From the entries that follow, extract each line holding the string "screenshot".

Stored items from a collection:
>> START

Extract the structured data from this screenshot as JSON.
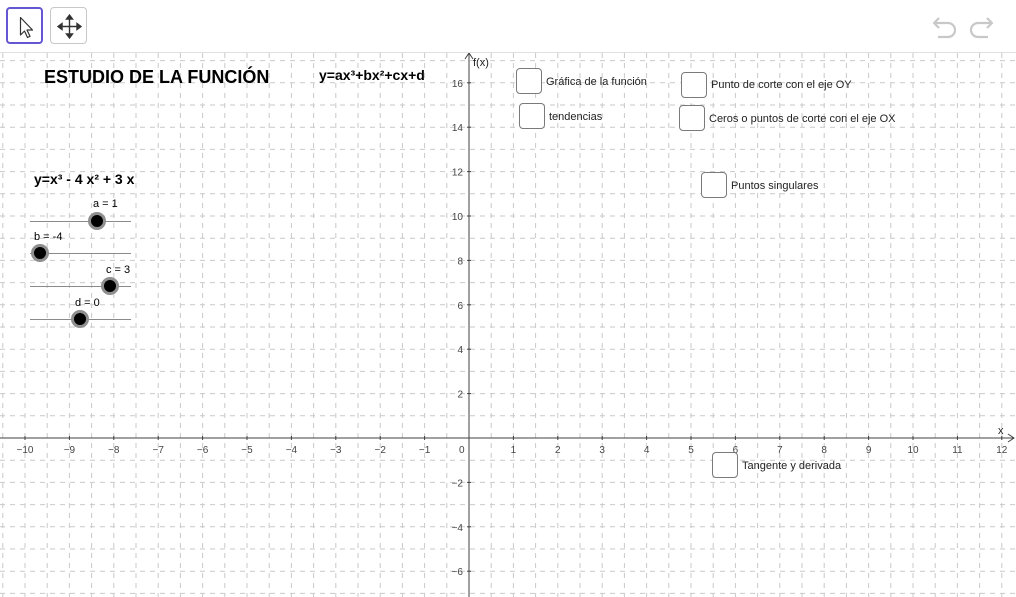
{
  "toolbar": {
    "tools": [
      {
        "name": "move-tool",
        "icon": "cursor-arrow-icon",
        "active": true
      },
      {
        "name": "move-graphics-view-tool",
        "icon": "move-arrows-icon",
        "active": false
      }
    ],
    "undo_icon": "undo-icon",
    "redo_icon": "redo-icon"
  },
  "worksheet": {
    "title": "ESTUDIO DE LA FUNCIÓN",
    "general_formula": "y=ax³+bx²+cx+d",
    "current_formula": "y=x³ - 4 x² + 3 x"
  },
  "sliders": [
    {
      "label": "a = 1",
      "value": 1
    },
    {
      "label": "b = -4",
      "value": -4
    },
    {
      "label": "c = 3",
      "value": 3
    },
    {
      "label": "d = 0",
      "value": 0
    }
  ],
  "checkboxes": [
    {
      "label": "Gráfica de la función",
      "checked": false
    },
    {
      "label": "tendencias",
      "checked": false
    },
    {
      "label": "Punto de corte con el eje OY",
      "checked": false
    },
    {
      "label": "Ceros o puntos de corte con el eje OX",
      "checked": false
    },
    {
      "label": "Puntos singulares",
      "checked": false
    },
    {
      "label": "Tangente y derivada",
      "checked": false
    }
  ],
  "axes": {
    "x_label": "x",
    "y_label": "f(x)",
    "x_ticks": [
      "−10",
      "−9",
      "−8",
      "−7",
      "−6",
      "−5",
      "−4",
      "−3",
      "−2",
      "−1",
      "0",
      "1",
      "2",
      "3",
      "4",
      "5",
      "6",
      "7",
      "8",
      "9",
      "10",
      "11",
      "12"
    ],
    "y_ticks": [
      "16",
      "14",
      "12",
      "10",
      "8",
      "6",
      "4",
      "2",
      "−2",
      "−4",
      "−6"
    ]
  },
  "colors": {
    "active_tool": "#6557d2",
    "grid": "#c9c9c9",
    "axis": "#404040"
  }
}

>> END
>> START

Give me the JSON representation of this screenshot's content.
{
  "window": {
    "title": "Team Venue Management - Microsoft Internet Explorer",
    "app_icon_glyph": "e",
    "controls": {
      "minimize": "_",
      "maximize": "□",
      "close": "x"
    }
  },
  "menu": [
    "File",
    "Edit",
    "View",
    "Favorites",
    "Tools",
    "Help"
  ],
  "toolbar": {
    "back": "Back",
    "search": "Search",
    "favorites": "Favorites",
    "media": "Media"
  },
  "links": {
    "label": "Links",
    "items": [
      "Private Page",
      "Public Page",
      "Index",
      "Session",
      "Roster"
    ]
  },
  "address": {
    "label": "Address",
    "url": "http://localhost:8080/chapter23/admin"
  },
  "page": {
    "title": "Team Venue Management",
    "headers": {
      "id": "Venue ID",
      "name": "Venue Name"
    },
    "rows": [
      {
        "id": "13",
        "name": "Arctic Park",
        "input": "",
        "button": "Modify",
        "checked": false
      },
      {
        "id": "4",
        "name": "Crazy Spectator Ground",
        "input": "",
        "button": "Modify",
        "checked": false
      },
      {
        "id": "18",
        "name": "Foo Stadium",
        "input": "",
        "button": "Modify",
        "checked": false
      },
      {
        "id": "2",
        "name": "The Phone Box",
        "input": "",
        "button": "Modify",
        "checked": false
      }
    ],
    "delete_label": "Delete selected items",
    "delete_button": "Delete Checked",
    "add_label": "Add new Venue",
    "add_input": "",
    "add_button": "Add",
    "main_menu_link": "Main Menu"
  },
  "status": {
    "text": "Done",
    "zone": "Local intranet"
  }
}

>> END
>> START

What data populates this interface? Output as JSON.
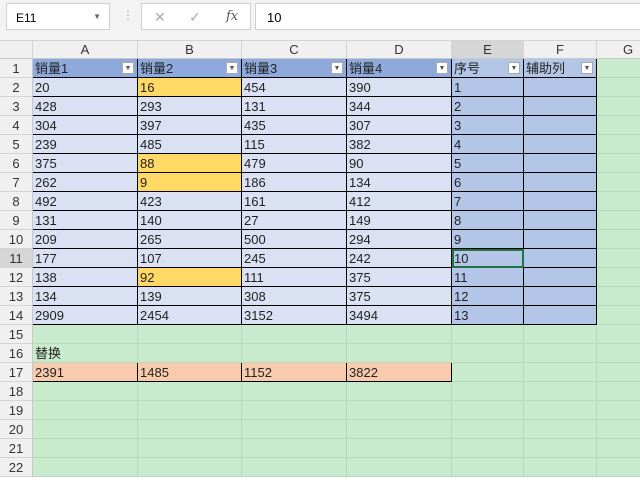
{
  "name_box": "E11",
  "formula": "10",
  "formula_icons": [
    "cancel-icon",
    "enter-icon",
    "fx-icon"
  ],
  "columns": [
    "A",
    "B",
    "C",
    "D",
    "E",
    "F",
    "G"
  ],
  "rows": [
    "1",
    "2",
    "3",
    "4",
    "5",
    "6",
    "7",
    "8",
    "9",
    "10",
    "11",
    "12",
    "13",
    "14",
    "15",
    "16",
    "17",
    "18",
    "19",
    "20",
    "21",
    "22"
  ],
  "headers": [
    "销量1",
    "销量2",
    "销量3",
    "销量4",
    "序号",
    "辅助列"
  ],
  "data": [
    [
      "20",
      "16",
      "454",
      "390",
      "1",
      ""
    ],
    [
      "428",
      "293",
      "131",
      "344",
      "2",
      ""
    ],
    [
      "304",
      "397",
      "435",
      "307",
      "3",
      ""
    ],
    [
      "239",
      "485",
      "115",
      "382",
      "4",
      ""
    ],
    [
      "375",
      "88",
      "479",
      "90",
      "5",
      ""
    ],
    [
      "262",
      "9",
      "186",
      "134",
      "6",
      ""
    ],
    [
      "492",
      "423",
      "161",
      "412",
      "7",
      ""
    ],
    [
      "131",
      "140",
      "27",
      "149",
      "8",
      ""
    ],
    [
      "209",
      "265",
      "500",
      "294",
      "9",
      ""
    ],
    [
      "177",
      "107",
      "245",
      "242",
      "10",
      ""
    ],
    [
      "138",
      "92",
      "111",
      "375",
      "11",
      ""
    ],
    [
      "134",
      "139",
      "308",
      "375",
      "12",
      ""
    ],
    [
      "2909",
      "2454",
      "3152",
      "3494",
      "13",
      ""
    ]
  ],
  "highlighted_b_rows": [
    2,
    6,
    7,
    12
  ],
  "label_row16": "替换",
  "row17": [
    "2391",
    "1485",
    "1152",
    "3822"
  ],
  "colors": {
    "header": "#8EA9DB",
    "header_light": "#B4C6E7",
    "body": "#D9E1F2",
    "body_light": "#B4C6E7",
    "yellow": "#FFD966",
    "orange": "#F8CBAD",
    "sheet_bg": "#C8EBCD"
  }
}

>> END

__Response to the exercise__:
Extract the structured data from this screenshot as JSON.
Give me the JSON representation of this screenshot's content.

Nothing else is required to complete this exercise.